[Material provided]

========================

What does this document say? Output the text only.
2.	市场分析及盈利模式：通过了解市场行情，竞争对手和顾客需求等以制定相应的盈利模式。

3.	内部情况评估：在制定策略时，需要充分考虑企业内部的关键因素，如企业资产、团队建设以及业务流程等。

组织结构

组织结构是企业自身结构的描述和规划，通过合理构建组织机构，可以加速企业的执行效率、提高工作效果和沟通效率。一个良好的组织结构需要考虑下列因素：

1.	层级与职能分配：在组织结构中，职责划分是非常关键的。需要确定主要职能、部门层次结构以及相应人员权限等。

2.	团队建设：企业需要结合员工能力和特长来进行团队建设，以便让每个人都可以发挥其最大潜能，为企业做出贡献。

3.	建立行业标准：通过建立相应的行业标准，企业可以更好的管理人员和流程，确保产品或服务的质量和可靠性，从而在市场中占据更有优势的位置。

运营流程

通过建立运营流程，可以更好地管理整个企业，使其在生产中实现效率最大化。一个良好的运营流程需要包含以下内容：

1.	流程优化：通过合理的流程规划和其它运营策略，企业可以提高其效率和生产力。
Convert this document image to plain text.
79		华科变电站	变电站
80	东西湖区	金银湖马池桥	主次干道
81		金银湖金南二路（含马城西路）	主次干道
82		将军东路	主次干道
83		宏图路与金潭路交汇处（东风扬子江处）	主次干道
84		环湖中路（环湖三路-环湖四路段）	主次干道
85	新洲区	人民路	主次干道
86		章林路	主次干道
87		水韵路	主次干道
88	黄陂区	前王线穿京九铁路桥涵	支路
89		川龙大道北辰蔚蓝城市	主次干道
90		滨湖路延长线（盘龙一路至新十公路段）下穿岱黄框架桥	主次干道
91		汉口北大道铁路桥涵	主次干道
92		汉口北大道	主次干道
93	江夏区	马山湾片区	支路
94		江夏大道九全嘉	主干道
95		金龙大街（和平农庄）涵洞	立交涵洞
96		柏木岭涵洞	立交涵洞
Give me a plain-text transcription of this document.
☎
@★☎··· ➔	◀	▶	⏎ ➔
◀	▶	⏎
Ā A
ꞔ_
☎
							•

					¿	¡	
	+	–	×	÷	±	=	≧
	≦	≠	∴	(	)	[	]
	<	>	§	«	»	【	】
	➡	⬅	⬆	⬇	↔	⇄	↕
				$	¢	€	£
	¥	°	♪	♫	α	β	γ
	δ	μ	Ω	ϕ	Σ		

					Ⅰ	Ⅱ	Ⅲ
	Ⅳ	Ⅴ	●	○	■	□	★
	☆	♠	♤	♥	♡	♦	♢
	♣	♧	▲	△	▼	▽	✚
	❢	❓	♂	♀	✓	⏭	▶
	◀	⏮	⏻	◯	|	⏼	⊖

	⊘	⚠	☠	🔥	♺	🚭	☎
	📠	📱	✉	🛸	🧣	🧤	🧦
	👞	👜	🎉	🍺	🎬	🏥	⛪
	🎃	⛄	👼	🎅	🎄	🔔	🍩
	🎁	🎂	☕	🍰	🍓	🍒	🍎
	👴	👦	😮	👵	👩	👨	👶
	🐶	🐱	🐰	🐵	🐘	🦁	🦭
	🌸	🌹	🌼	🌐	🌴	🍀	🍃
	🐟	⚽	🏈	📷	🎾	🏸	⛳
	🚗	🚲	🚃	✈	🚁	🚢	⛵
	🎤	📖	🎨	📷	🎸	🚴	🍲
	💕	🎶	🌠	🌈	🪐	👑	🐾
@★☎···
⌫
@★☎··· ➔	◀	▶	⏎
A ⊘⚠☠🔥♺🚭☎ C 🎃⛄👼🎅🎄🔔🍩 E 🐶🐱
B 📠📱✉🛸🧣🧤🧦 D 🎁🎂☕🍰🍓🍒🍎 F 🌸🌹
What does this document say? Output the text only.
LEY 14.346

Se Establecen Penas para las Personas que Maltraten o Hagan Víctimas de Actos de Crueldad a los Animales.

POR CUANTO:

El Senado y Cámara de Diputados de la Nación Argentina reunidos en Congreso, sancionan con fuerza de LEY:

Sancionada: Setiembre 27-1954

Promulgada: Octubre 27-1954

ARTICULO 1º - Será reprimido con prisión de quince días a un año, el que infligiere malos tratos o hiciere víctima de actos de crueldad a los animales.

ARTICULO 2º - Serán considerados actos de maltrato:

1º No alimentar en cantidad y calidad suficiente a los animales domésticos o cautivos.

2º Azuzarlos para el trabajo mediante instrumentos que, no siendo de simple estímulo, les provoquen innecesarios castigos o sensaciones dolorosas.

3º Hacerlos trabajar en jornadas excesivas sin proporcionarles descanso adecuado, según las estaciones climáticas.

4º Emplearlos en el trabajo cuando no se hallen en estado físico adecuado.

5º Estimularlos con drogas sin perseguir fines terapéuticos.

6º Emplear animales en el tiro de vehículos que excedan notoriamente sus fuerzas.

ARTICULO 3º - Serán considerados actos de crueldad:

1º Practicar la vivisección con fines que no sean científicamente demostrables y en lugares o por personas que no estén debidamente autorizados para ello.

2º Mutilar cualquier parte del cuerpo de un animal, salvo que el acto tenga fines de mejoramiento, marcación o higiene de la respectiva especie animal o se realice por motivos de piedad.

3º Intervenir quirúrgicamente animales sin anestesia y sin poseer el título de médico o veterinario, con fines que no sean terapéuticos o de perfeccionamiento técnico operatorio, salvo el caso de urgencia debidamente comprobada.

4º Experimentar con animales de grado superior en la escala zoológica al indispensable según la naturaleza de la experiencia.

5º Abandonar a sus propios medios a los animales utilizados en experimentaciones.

========================

Filter the entries down to the lines with the word "text" in them.

[Output for this exercise]
What does this document say? Output the text only.
Convert this document image to plain text.
Give me a plain-text transcription of this document.
What does this document say? Output the text only.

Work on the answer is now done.